# TASK REQUIREMENTS:
Return each line that holds the word "product".

** Start of PROVIDED RECORDS **

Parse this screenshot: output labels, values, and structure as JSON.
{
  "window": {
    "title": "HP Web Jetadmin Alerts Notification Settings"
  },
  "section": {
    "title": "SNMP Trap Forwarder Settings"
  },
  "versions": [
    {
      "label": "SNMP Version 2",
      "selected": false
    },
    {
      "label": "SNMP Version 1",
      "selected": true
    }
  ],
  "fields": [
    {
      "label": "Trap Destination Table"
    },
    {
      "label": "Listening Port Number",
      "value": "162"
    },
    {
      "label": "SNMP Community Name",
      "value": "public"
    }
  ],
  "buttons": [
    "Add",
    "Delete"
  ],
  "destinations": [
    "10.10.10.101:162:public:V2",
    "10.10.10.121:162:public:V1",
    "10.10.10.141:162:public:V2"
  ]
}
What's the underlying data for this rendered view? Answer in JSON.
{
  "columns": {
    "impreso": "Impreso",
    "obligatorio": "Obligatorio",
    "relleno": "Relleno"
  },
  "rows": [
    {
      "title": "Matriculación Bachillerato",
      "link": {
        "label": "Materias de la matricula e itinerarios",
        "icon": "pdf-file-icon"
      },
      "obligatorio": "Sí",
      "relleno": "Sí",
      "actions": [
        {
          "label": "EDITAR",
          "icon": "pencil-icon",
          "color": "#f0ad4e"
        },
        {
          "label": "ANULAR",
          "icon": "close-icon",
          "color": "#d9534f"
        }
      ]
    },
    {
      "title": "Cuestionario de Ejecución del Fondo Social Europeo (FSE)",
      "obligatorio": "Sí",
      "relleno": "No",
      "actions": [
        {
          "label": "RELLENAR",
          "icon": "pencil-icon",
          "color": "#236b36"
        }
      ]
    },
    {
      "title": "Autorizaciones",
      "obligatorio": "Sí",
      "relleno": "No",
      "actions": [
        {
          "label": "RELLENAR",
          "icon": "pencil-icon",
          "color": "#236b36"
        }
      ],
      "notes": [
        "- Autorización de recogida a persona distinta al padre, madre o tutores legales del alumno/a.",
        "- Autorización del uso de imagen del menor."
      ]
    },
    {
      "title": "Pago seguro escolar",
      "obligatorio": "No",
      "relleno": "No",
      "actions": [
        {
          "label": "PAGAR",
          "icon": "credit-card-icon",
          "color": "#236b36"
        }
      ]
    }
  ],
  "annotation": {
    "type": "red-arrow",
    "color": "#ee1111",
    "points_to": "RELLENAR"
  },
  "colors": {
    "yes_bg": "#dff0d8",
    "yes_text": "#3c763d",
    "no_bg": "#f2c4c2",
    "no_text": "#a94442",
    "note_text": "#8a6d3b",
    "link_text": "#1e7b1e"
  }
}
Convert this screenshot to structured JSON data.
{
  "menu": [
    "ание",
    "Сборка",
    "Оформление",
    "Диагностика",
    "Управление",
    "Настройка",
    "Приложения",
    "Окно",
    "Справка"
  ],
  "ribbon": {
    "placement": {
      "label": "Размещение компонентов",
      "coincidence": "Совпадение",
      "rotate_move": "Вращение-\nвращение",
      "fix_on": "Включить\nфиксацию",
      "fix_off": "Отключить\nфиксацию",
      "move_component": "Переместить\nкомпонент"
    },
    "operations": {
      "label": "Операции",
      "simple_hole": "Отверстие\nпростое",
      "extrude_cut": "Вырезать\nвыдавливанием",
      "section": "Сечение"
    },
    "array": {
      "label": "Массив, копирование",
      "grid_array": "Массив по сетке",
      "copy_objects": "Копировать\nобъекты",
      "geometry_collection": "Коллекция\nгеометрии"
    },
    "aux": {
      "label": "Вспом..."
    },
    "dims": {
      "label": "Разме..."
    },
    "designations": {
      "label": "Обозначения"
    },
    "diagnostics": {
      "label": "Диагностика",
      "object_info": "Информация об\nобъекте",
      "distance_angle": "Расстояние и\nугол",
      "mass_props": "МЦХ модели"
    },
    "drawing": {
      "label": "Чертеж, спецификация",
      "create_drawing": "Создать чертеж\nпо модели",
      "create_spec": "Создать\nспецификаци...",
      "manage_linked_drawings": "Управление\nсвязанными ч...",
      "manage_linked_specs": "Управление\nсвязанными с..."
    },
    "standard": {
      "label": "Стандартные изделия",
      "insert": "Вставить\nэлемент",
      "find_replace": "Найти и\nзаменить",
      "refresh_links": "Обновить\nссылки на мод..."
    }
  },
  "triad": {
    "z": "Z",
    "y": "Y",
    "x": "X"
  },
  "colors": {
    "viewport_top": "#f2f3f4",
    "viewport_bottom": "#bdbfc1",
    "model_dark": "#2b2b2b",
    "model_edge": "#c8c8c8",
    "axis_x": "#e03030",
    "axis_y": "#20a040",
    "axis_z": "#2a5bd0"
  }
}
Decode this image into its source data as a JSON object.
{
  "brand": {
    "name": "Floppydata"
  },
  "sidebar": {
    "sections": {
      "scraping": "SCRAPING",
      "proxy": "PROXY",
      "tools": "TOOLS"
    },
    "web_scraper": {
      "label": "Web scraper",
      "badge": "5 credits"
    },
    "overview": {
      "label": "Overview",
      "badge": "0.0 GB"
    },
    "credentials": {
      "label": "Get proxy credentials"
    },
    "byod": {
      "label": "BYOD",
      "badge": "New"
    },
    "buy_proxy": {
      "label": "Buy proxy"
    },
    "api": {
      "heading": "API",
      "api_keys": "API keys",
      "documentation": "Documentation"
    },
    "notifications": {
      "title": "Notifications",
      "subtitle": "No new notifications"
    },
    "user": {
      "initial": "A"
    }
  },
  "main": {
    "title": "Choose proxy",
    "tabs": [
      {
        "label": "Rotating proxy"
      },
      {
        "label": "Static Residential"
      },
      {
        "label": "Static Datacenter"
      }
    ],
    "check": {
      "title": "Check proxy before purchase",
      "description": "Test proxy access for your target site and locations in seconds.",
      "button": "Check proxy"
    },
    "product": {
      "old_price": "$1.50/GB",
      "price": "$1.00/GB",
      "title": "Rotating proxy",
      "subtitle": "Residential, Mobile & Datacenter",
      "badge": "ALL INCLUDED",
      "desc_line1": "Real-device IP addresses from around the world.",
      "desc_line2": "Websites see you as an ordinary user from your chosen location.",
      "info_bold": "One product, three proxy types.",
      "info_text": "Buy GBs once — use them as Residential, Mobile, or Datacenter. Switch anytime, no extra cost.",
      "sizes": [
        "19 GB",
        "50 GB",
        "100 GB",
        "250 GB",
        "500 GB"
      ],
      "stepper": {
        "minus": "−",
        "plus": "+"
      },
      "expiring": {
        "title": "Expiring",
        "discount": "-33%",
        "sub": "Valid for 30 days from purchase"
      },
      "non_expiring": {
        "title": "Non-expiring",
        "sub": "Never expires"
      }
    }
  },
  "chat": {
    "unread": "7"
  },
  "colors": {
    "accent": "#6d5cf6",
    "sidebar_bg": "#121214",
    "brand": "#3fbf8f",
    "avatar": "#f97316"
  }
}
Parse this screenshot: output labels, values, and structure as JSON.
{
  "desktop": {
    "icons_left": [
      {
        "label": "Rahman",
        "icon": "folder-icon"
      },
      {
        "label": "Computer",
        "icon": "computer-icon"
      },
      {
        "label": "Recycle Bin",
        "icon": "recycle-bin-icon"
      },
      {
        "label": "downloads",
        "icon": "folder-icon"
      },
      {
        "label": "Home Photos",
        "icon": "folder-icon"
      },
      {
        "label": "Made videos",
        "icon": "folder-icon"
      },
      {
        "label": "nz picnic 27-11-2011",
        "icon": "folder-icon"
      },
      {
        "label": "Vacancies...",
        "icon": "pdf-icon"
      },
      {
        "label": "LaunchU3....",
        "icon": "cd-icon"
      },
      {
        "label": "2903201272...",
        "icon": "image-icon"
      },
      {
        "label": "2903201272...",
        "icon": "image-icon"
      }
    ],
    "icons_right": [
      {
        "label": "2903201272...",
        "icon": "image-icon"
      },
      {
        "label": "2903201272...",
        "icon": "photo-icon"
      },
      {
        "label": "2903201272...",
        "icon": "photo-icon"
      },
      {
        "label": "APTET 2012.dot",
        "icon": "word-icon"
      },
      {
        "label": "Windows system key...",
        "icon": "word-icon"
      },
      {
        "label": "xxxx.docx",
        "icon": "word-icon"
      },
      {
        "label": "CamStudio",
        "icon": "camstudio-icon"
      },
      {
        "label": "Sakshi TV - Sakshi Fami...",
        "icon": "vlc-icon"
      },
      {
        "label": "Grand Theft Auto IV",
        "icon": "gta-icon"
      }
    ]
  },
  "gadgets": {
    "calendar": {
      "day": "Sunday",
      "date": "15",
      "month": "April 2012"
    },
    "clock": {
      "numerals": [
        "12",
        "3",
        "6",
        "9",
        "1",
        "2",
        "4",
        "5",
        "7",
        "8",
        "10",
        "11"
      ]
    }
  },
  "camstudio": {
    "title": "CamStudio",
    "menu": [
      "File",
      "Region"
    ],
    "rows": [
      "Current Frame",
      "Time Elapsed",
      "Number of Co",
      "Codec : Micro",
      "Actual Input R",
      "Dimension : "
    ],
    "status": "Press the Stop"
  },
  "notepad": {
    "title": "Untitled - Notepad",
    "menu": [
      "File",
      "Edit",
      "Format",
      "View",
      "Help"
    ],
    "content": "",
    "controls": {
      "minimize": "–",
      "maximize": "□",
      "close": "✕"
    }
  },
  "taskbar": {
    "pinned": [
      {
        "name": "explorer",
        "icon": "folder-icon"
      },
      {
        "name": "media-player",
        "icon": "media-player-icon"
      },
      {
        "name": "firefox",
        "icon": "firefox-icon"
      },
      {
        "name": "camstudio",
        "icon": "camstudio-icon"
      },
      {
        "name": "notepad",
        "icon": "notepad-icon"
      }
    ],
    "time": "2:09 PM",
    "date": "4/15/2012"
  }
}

** End of PROVIDED RECORDS **

# FULL ANSWER:
    "product": {
      "info_bold": "One product, three proxy types.",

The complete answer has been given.